── EXCERPTED RECORDS

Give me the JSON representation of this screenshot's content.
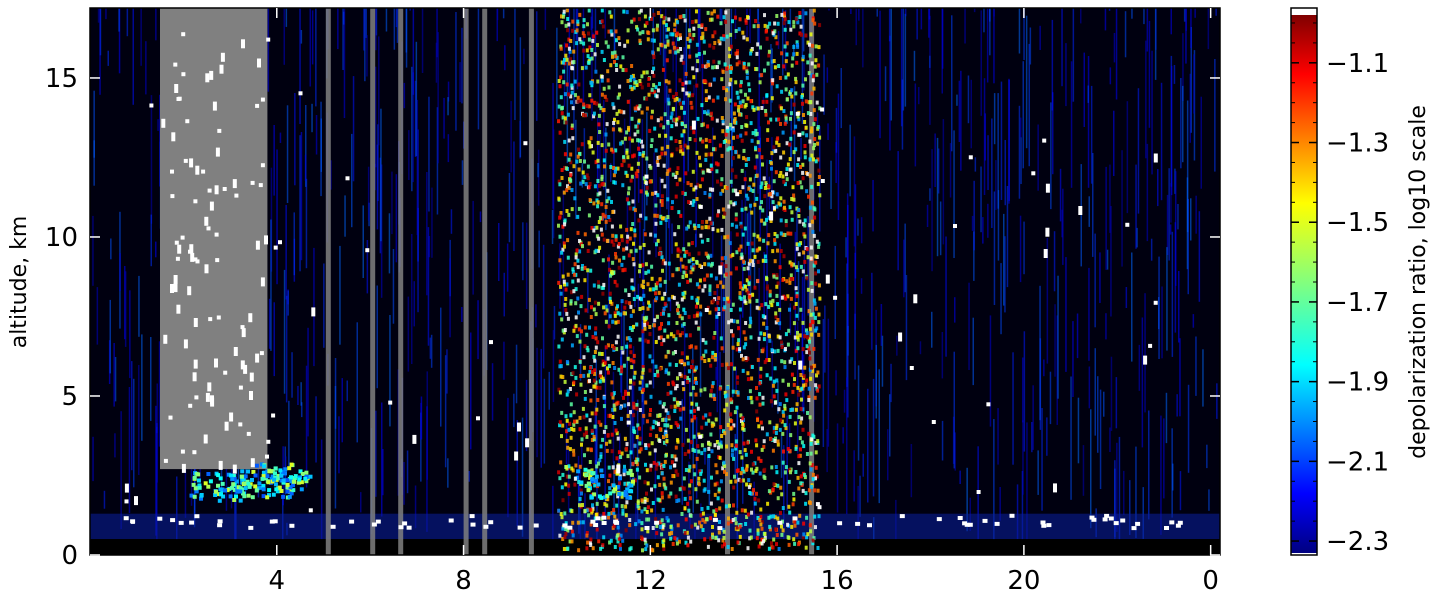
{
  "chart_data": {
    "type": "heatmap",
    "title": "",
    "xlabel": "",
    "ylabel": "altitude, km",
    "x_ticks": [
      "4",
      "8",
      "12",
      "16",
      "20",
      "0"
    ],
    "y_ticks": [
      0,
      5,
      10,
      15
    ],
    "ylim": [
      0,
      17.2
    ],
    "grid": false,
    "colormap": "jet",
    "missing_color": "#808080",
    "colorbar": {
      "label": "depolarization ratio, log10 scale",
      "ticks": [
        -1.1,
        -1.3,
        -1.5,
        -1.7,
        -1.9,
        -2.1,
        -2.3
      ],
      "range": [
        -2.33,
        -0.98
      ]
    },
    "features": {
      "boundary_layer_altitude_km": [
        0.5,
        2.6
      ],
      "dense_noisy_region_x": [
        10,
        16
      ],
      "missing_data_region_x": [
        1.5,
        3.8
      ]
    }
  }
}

────
── EXCERPTED RECORDS

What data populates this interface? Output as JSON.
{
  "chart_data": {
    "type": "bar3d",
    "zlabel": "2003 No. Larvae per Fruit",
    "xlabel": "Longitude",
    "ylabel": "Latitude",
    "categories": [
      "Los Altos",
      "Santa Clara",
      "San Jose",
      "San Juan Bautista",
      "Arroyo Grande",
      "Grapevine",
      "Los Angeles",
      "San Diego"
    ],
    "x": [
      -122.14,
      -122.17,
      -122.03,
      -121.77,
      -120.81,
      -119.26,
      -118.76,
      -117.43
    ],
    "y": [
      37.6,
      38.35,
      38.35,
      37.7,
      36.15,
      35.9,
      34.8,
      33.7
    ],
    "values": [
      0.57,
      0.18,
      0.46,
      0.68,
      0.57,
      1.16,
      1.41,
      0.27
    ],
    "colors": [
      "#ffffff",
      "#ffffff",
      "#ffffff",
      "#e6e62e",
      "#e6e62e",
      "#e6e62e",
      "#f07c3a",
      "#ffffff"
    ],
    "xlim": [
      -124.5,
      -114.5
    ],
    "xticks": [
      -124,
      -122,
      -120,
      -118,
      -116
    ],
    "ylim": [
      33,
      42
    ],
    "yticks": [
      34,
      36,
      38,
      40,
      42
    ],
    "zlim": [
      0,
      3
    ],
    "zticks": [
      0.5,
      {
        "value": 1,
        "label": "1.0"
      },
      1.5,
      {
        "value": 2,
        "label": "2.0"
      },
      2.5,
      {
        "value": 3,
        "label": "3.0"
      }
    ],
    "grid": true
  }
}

────
── EXCERPTED RECORDS

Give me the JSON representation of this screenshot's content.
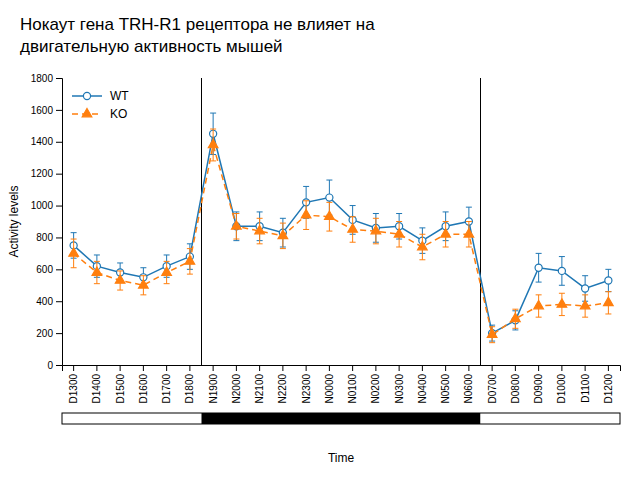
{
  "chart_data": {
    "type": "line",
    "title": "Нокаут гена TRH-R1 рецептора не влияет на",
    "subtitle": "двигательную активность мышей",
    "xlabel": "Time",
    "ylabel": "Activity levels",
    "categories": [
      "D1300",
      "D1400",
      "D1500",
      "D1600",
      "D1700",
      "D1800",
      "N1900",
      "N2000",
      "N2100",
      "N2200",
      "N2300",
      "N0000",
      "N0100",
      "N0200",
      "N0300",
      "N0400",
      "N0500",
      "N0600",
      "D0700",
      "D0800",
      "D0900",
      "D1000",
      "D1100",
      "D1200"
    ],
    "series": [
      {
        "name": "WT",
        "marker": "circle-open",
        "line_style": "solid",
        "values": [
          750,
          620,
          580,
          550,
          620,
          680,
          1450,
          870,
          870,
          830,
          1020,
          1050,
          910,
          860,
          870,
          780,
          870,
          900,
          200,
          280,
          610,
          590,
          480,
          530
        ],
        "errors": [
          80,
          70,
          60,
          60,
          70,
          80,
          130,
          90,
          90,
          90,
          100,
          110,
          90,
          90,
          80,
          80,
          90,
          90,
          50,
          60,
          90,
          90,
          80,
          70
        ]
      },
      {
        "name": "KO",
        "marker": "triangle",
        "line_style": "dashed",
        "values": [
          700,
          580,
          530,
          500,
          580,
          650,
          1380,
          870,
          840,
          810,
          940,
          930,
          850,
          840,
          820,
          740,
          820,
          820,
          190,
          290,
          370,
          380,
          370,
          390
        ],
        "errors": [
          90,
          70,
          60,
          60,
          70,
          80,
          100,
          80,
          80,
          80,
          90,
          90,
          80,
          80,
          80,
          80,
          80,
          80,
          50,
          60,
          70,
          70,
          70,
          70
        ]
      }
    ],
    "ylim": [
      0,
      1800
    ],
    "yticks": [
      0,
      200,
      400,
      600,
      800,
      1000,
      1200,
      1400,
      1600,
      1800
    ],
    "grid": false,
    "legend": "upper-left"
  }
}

────

PROBLEM DESCRIPTION: The word "ylabel" may appear on some lines. Report how many lines hold it, giving the number alone.

EXERCISE RESULT: 3